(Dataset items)
• • • • • • •

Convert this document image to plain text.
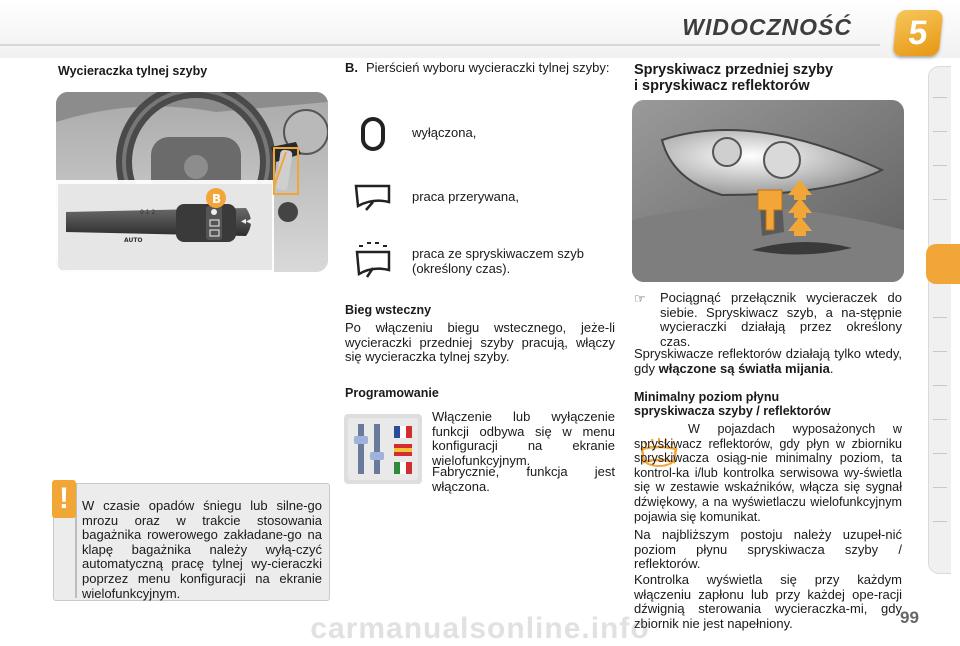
WIDOCZNOŚĆ	5
Wycieraczka tylnej szyby
◂◂
0 1 2
AUTO
B
!	W czasie opadów śniegu lub silne-go mrozu oraz w trakcie stosowania bagażnika rowerowego zakładane-go na klapę bagażnika należy wyłą-czyć automatyczną pracę tylnej wy-cieraczki poprzez menu konfiguracji na ekranie wielofunkcyjnym.
B. Pierścień wyboru wycieraczki tylnej szyby:
wyłączona,
praca przerywana,
praca ze spryskiwaczem szyb (określony czas).
Bieg wsteczny
Po włączeniu biegu wstecznego, jeże-li wycieraczki przedniej szyby pracują, włączy się wycieraczka tylnej szyby.
Programowanie
Włączenie lub wyłączenie funkcji odbywa się w menu konfiguracji na ekranie wielofunkcyjnym.
Fabrycznie, funkcja jest włączona.
Spryskiwacz przedniej szyby
i spryskiwacz reflektorów
☞ Pociągnąć przełącznik wycieraczek do siebie. Spryskiwacz szyb, a na-stępnie wycieraczki działają przez określony czas.
Spryskiwacze reflektorów działają tylko wtedy, gdy włączone są światła mijania.
Minimalny poziom płynu
spryskiwacza szyby / reflektorów
W pojazdach wyposażonych w spryskiwacz reflektorów, gdy płyn w zbiorniku spryskiwacza osiąg-nie minimalny poziom, ta kontrol-ka i/lub kontrolka serwisowa wy-świetla się w zestawie wskaźników, włącza się sygnał dźwiękowy, a na wyświetlaczu wielofunkcyjnym pojawia się komunikat.
Na najbliższym postoju należy uzupeł-nić poziom płynu spryskiwacza szyby / reflektorów.
Kontrolka wyświetla się przy każdym włączeniu zapłonu lub przy każdej ope-racji dźwignią sterowania wycieraczka-mi, gdy zbiornik nie jest napełniony.	99
carmanualsonline.info
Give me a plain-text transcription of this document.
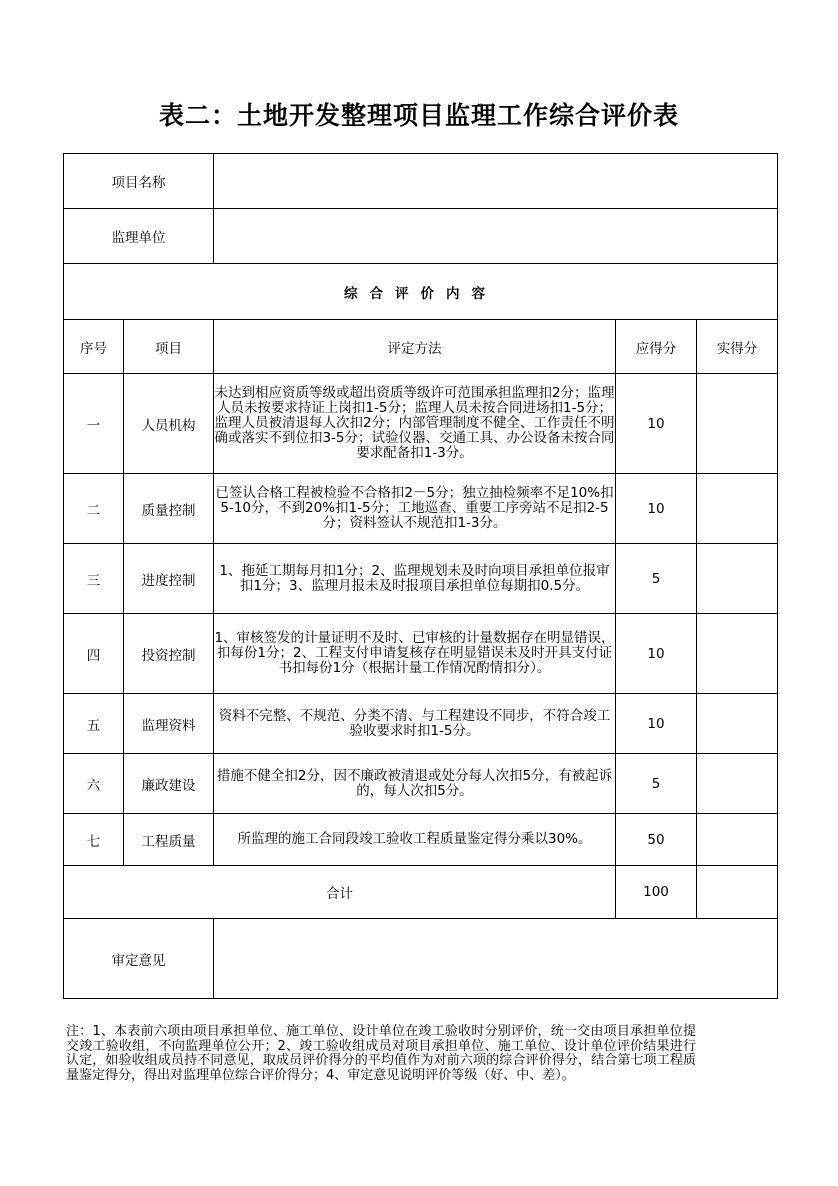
表二：土地开发整理项目监理工作综合评价表
项目名称				
监理单位				
综合评价内容				
序号	项目	评定方法	应得分	实得分
一	人员机构	未达到相应资质等级或超出资质等级许可范围承担监理扣2分；监理人员未按要求持证上岗扣1-5分；监理人员未按合同进场扣1-5分；监理人员被清退每人次扣2分；内部管理制度不健全、工作责任不明确或落实不到位扣3-5分；试验仪器、交通工具、办公设备未按合同要求配备扣1-3分。	10	
二	质量控制	已签认合格工程被检验不合格扣2－5分；独立抽检频率不足10%扣5-10分，不到20%扣1-5分；工地巡查、重要工序旁站不足扣2-5分；资料签认不规范扣1-3分。	10	
三	进度控制	1、拖延工期每月扣1分；2、监理规划未及时向项目承担单位报审扣1分；3、监理月报未及时报项目承担单位每期扣0.5分。	5	
四	投资控制	1、审核签发的计量证明不及时、已审核的计量数据存在明显错误，扣每份1分；2、工程支付申请复核存在明显错误未及时开具支付证书扣每份1分（根据计量工作情况酌情扣分）。	10	
五	监理资料	资料不完整、不规范、分类不清、与工程建设不同步，不符合竣工验收要求时扣1-5分。	10	
六	廉政建设	措施不健全扣2分，因不廉政被清退或处分每人次扣5分，有被起诉的，每人次扣5分。	5	
七	工程质量	所监理的施工合同段竣工验收工程质量鉴定得分乘以30%。	50	
合计			100	
审定意见				
注：1、本表前六项由项目承担单位、施工单位、设计单位在竣工验收时分别评价，统一交由项目承担单位提交竣工验收组，不向监理单位公开；2、竣工验收组成员对项目承担单位、施工单位、设计单位评价结果进行认定，如验收组成员持不同意见，取成员评价得分的平均值作为对前六项的综合评价得分，结合第七项工程质量鉴定得分，得出对监理单位综合评价得分；4、审定意见说明评价等级（好、中、差）。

• • • • • • •

## [Set exercise]
Repeat all the data as it stands, dropping any images it holds.

## [Full answer]
Convert this document image to plain text.
WIDOCZNOŚĆ	5
Wycieraczka tylnej szyby
◂◂
0 1 2
AUTO
B
!	W czasie opadów śniegu lub silne-go mrozu oraz w trakcie stosowania bagażnika rowerowego zakładane-go na klapę bagażnika należy wyłą-czyć automatyczną pracę tylnej wy-cieraczki poprzez menu konfiguracji na ekranie wielofunkcyjnym.
B. Pierścień wyboru wycieraczki tylnej szyby:
wyłączona,
praca przerywana,
praca ze spryskiwaczem szyb (określony czas).
Bieg wsteczny
Po włączeniu biegu wstecznego, jeże-li wycieraczki przedniej szyby pracują, włączy się wycieraczka tylnej szyby.
Programowanie
Włączenie lub wyłączenie funkcji odbywa się w menu konfiguracji na ekranie wielofunkcyjnym.
Fabrycznie, funkcja jest włączona.
Spryskiwacz przedniej szyby
i spryskiwacz reflektorów
☞ Pociągnąć przełącznik wycieraczek do siebie. Spryskiwacz szyb, a na-stępnie wycieraczki działają przez określony czas.
Spryskiwacze reflektorów działają tylko wtedy, gdy włączone są światła mijania.
Minimalny poziom płynu
spryskiwacza szyby / reflektorów
W pojazdach wyposażonych w spryskiwacz reflektorów, gdy płyn w zbiorniku spryskiwacza osiąg-nie minimalny poziom, ta kontrol-ka i/lub kontrolka serwisowa wy-świetla się w zestawie wskaźników, włącza się sygnał dźwiękowy, a na wyświetlaczu wielofunkcyjnym pojawia się komunikat.
Na najbliższym postoju należy uzupeł-nić poziom płynu spryskiwacza szyby / reflektorów.
Kontrolka wyświetla się przy każdym włączeniu zapłonu lub przy każdej ope-racji dźwignią sterowania wycieraczka-mi, gdy zbiornik nie jest napełniony.	99
carmanualsonline.info
Give me a plain-text transcription of this document.
表二：土地开发整理项目监理工作综合评价表
项目名称				
监理单位				
综合评价内容				
序号	项目	评定方法	应得分	实得分
一	人员机构	未达到相应资质等级或超出资质等级许可范围承担监理扣2分；监理人员未按要求持证上岗扣1-5分；监理人员未按合同进场扣1-5分；监理人员被清退每人次扣2分；内部管理制度不健全、工作责任不明确或落实不到位扣3-5分；试验仪器、交通工具、办公设备未按合同要求配备扣1-3分。	10	
二	质量控制	已签认合格工程被检验不合格扣2－5分；独立抽检频率不足10%扣5-10分，不到20%扣1-5分；工地巡查、重要工序旁站不足扣2-5分；资料签认不规范扣1-3分。	10	
三	进度控制	1、拖延工期每月扣1分；2、监理规划未及时向项目承担单位报审扣1分；3、监理月报未及时报项目承担单位每期扣0.5分。	5	
四	投资控制	1、审核签发的计量证明不及时、已审核的计量数据存在明显错误，扣每份1分；2、工程支付申请复核存在明显错误未及时开具支付证书扣每份1分（根据计量工作情况酌情扣分）。	10	
五	监理资料	资料不完整、不规范、分类不清、与工程建设不同步，不符合竣工验收要求时扣1-5分。	10	
六	廉政建设	措施不健全扣2分，因不廉政被清退或处分每人次扣5分，有被起诉的，每人次扣5分。	5	
七	工程质量	所监理的施工合同段竣工验收工程质量鉴定得分乘以30%。	50	
合计			100	
审定意见				
注：1、本表前六项由项目承担单位、施工单位、设计单位在竣工验收时分别评价，统一交由项目承担单位提交竣工验收组，不向监理单位公开；2、竣工验收组成员对项目承担单位、施工单位、设计单位评价结果进行认定，如验收组成员持不同意见，取成员评价得分的平均值作为对前六项的综合评价得分，结合第七项工程质量鉴定得分，得出对监理单位综合评价得分；4、审定意见说明评价等级（好、中、差）。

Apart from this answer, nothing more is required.